INSTRUCTION: Only the number is needed: how many lines of the records include "norm"?

Dataset records on visual material:
:::::
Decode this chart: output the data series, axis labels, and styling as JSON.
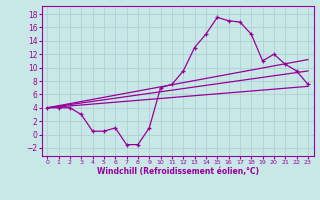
{
  "xlabel": "Windchill (Refroidissement éolien,°C)",
  "background_color": "#c8e8e8",
  "line_color": "#990099",
  "grid_color": "#aacccc",
  "xlim": [
    -0.5,
    23.5
  ],
  "ylim": [
    -3.2,
    19.2
  ],
  "yticks": [
    -2,
    0,
    2,
    4,
    6,
    8,
    10,
    12,
    14,
    16,
    18
  ],
  "xticks": [
    0,
    1,
    2,
    3,
    4,
    5,
    6,
    7,
    8,
    9,
    10,
    11,
    12,
    13,
    14,
    15,
    16,
    17,
    18,
    19,
    20,
    21,
    22,
    23
  ],
  "curve1_x": [
    0,
    1,
    2,
    3,
    4,
    5,
    6,
    7,
    8,
    9,
    10,
    11,
    12,
    13,
    14,
    15,
    16,
    17,
    18,
    19,
    20,
    21,
    22,
    23
  ],
  "curve1_y": [
    4.0,
    4.0,
    4.0,
    3.0,
    0.5,
    0.5,
    1.0,
    -1.5,
    -1.5,
    1.0,
    7.0,
    7.5,
    9.5,
    13.0,
    15.0,
    17.5,
    17.0,
    16.8,
    15.0,
    11.0,
    12.0,
    10.5,
    9.5,
    7.5
  ],
  "line1_x": [
    0,
    23
  ],
  "line1_y": [
    4.0,
    11.2
  ],
  "line2_x": [
    0,
    23
  ],
  "line2_y": [
    4.0,
    9.5
  ],
  "line3_x": [
    0,
    23
  ],
  "line3_y": [
    4.0,
    7.2
  ]
}
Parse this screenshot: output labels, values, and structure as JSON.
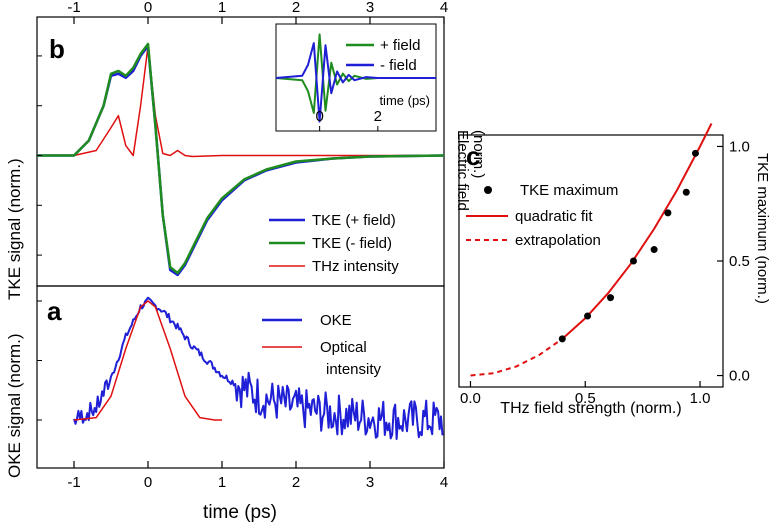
{
  "chart_data": [
    {
      "id": "b",
      "type": "line",
      "panel_label": "b",
      "ylabel": "TKE signal (norm.)",
      "xlim": [
        -1.5,
        4
      ],
      "x_ticks": [
        "-1",
        "0",
        "1",
        "2",
        "3",
        "4"
      ],
      "legend_position": "bottom-right",
      "series": [
        {
          "name": "TKE (+ field)",
          "color": "#1f1fd6",
          "x": [
            -1.5,
            -1.0,
            -0.8,
            -0.6,
            -0.5,
            -0.4,
            -0.3,
            -0.2,
            -0.1,
            0.0,
            0.1,
            0.2,
            0.3,
            0.4,
            0.5,
            0.6,
            0.8,
            1.0,
            1.3,
            1.6,
            2.0,
            2.5,
            3.0,
            4.0
          ],
          "y": [
            0.0,
            0.0,
            0.15,
            0.5,
            0.8,
            0.82,
            0.78,
            0.85,
            1.0,
            1.1,
            0.3,
            -0.6,
            -1.15,
            -1.2,
            -1.1,
            -0.95,
            -0.65,
            -0.45,
            -0.25,
            -0.15,
            -0.07,
            -0.03,
            -0.01,
            0.0
          ]
        },
        {
          "name": "TKE (-  field)",
          "color": "#1f8c1f",
          "x": [
            -1.5,
            -1.0,
            -0.8,
            -0.6,
            -0.5,
            -0.4,
            -0.3,
            -0.2,
            -0.1,
            0.0,
            0.1,
            0.2,
            0.3,
            0.4,
            0.5,
            0.6,
            0.8,
            1.0,
            1.3,
            1.6,
            2.0,
            2.5,
            3.0,
            4.0
          ],
          "y": [
            0.0,
            0.0,
            0.15,
            0.5,
            0.82,
            0.85,
            0.8,
            0.88,
            1.02,
            1.12,
            0.3,
            -0.6,
            -1.12,
            -1.18,
            -1.08,
            -0.93,
            -0.63,
            -0.43,
            -0.24,
            -0.14,
            -0.06,
            -0.03,
            -0.01,
            0.0
          ]
        },
        {
          "name": "THz intensity",
          "color": "#e01010",
          "x": [
            -1.5,
            -1.0,
            -0.7,
            -0.5,
            -0.4,
            -0.3,
            -0.2,
            -0.1,
            0.0,
            0.1,
            0.2,
            0.3,
            0.4,
            0.5,
            0.6,
            1.0,
            4.0
          ],
          "y": [
            0.0,
            0.0,
            0.05,
            0.28,
            0.4,
            0.1,
            0.0,
            0.5,
            1.1,
            0.4,
            0.02,
            0.0,
            0.05,
            0.0,
            -0.01,
            0.0,
            0.0
          ]
        }
      ]
    },
    {
      "id": "b-inset",
      "type": "line",
      "xlabel": "time (ps)",
      "ylabel_lines": [
        "Electric field",
        "(norm.)"
      ],
      "xlim": [
        -1.5,
        4
      ],
      "x_ticks": [
        "0",
        "2"
      ],
      "legend_position": "top-right",
      "series": [
        {
          "name": "+ field",
          "color": "#1f8c1f",
          "x": [
            -1.5,
            -0.6,
            -0.4,
            -0.2,
            0.0,
            0.2,
            0.4,
            0.6,
            0.8,
            1.0,
            1.2,
            1.6,
            2.0,
            4.0
          ],
          "y": [
            0.0,
            -0.05,
            -0.3,
            -0.8,
            1.0,
            -0.75,
            0.35,
            -0.15,
            0.1,
            -0.07,
            0.05,
            -0.02,
            0.0,
            0.0
          ]
        },
        {
          "name": "-  field",
          "color": "#1f1fd6",
          "x": [
            -1.5,
            -0.6,
            -0.4,
            -0.2,
            0.0,
            0.2,
            0.4,
            0.6,
            0.8,
            1.0,
            1.2,
            1.6,
            2.0,
            4.0
          ],
          "y": [
            0.0,
            0.05,
            0.3,
            0.8,
            -1.0,
            0.75,
            -0.35,
            0.15,
            -0.1,
            0.07,
            -0.05,
            0.02,
            0.0,
            0.0
          ]
        }
      ]
    },
    {
      "id": "a",
      "type": "line",
      "panel_label": "a",
      "xlabel": "time (ps)",
      "ylabel": "OKE signal (norm.)",
      "xlim": [
        -1.5,
        4
      ],
      "x_ticks": [
        "-1",
        "0",
        "1",
        "2",
        "3",
        "4"
      ],
      "legend_position": "top-right",
      "series": [
        {
          "name": "OKE",
          "color": "#1f1fd6",
          "x": [
            -1.0,
            -0.7,
            -0.5,
            -0.3,
            -0.1,
            0.0,
            0.2,
            0.4,
            0.6,
            0.8,
            1.0,
            1.2,
            1.5,
            2.0,
            2.5,
            3.0,
            3.5,
            4.0
          ],
          "y": [
            0.0,
            0.1,
            0.35,
            0.7,
            0.95,
            1.0,
            0.92,
            0.78,
            0.62,
            0.5,
            0.38,
            0.3,
            0.2,
            0.1,
            0.05,
            0.02,
            0.0,
            0.0
          ]
        },
        {
          "name": "Optical\nintensity",
          "color": "#e01010",
          "x": [
            -1.0,
            -0.7,
            -0.5,
            -0.3,
            -0.1,
            0.0,
            0.1,
            0.3,
            0.5,
            0.7,
            0.9,
            1.0
          ],
          "y": [
            0.0,
            0.02,
            0.2,
            0.6,
            0.95,
            1.0,
            0.95,
            0.6,
            0.2,
            0.02,
            0.0,
            0.0
          ]
        }
      ]
    },
    {
      "id": "c",
      "type": "scatter",
      "panel_label": "c",
      "xlabel": "THz field strength (norm.)",
      "ylabel": "TKE maximum (norm.)",
      "xlim": [
        -0.05,
        1.1
      ],
      "ylim": [
        -0.05,
        1.05
      ],
      "x_ticks": [
        0.0,
        0.5,
        1.0
      ],
      "y_ticks": [
        0.0,
        0.5,
        1.0
      ],
      "legend_position": "top-left",
      "series": [
        {
          "name": "TKE maximum",
          "color": "#000000",
          "x": [
            0.4,
            0.51,
            0.61,
            0.71,
            0.8,
            0.86,
            0.94,
            0.98
          ],
          "y": [
            0.16,
            0.26,
            0.34,
            0.5,
            0.55,
            0.71,
            0.8,
            0.97
          ]
        },
        {
          "name": "quadratic fit",
          "color": "#e01010",
          "style": "solid",
          "x": [
            0.4,
            0.5,
            0.6,
            0.7,
            0.8,
            0.9,
            1.0,
            1.05
          ],
          "y": [
            0.16,
            0.25,
            0.36,
            0.49,
            0.64,
            0.81,
            1.0,
            1.1
          ]
        },
        {
          "name": "extrapolation",
          "color": "#e01010",
          "style": "dashed",
          "x": [
            0.0,
            0.1,
            0.2,
            0.3,
            0.4
          ],
          "y": [
            0.0,
            0.01,
            0.04,
            0.09,
            0.16
          ]
        }
      ]
    }
  ]
}
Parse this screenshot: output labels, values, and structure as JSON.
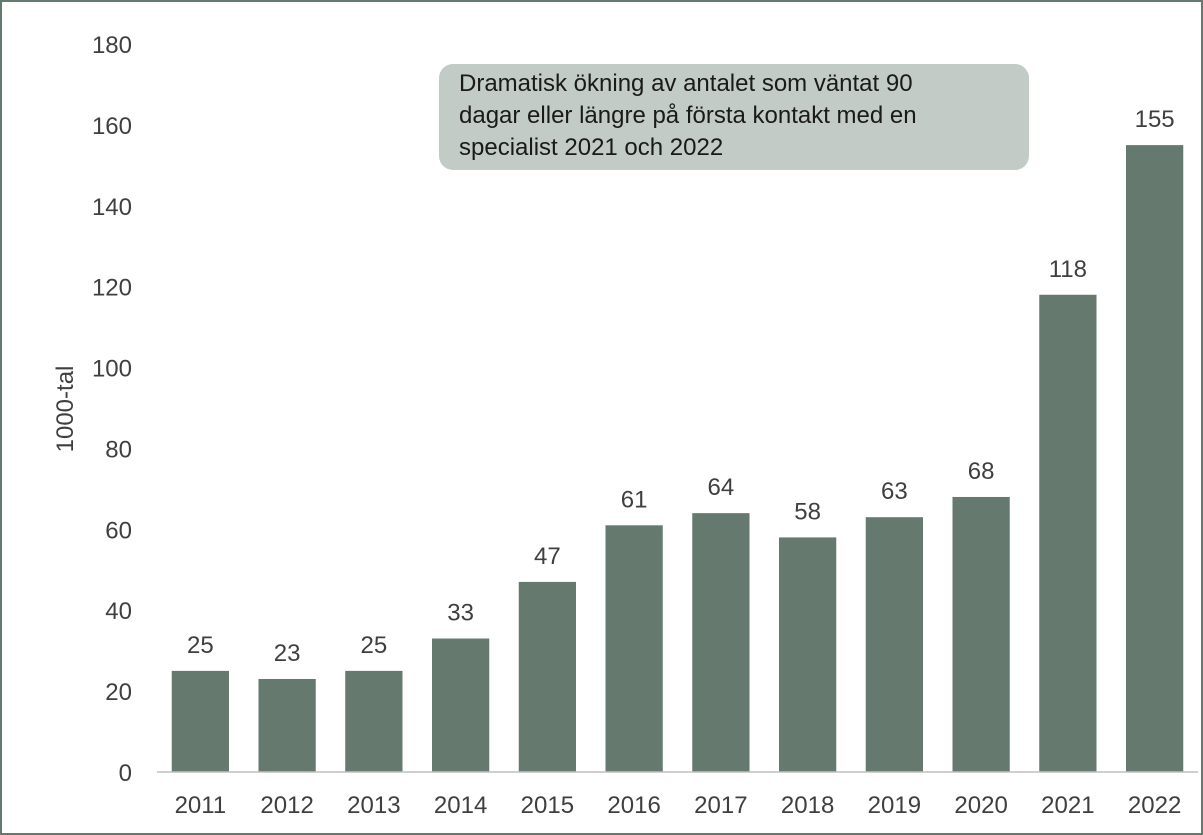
{
  "chart_data": {
    "type": "bar",
    "categories": [
      "2011",
      "2012",
      "2013",
      "2014",
      "2015",
      "2016",
      "2017",
      "2018",
      "2019",
      "2020",
      "2021",
      "2022"
    ],
    "values": [
      25,
      23,
      25,
      33,
      47,
      61,
      64,
      58,
      63,
      68,
      118,
      155
    ],
    "data_labels": [
      "25",
      "23",
      "25",
      "33",
      "47",
      "61",
      "64",
      "58",
      "63",
      "68",
      "118",
      "155"
    ],
    "title": "",
    "xlabel": "",
    "ylabel": "1000-tal",
    "ylim": [
      0,
      180
    ],
    "yticks": [
      0,
      20,
      40,
      60,
      80,
      100,
      120,
      140,
      160,
      180
    ],
    "grid": false,
    "legend": "none",
    "bar_color": "#65796e",
    "annotation": {
      "lines": [
        "Dramatisk ökning av antalet som väntat 90",
        "dagar eller längre på första kontakt med en",
        "specialist 2021 och 2022"
      ],
      "background": "#c2cbc5"
    }
  }
}
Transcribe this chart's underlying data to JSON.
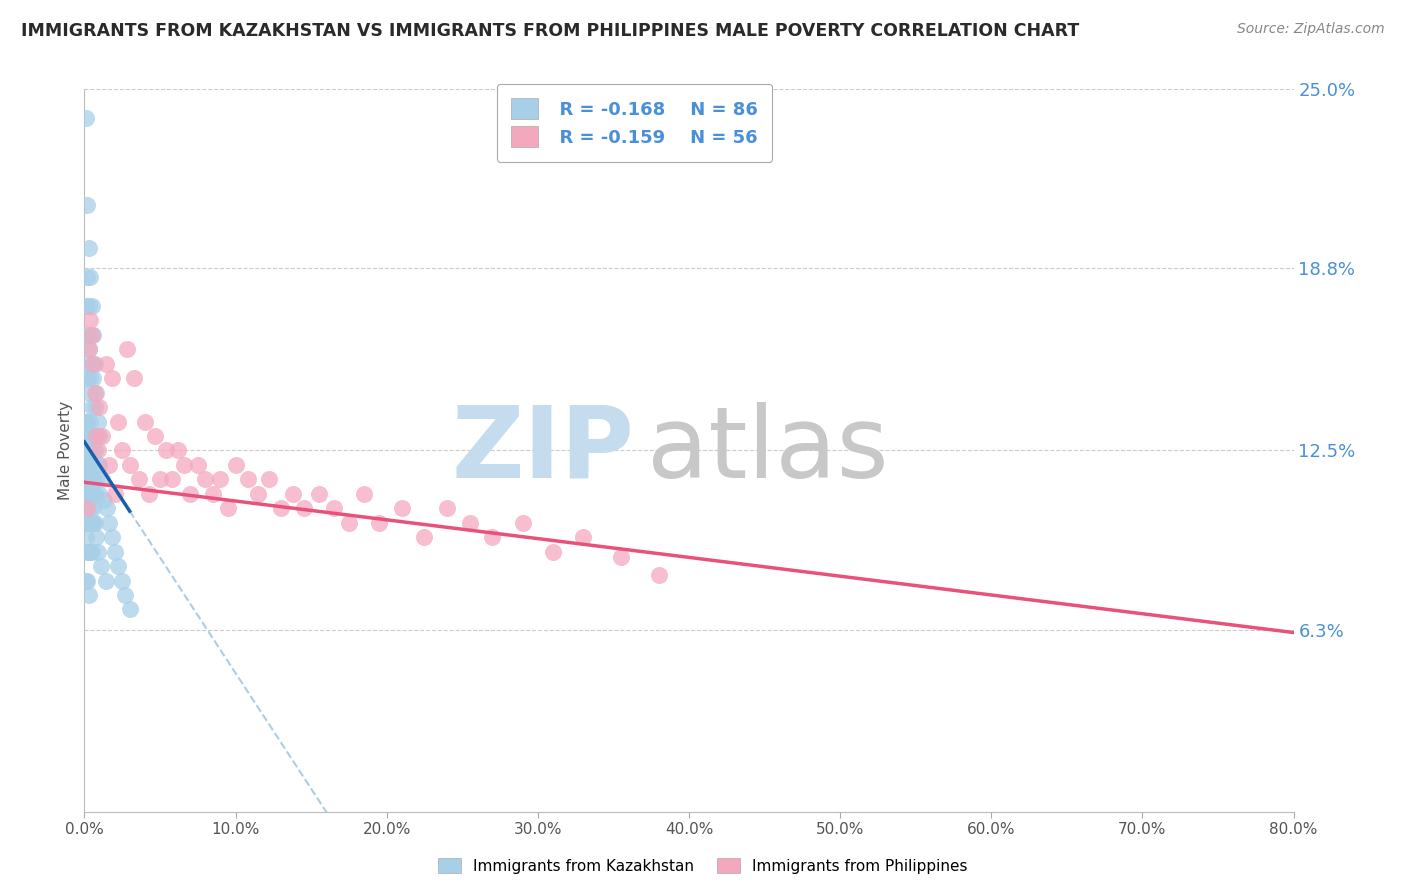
:::::
EXERCISE RESULT: 5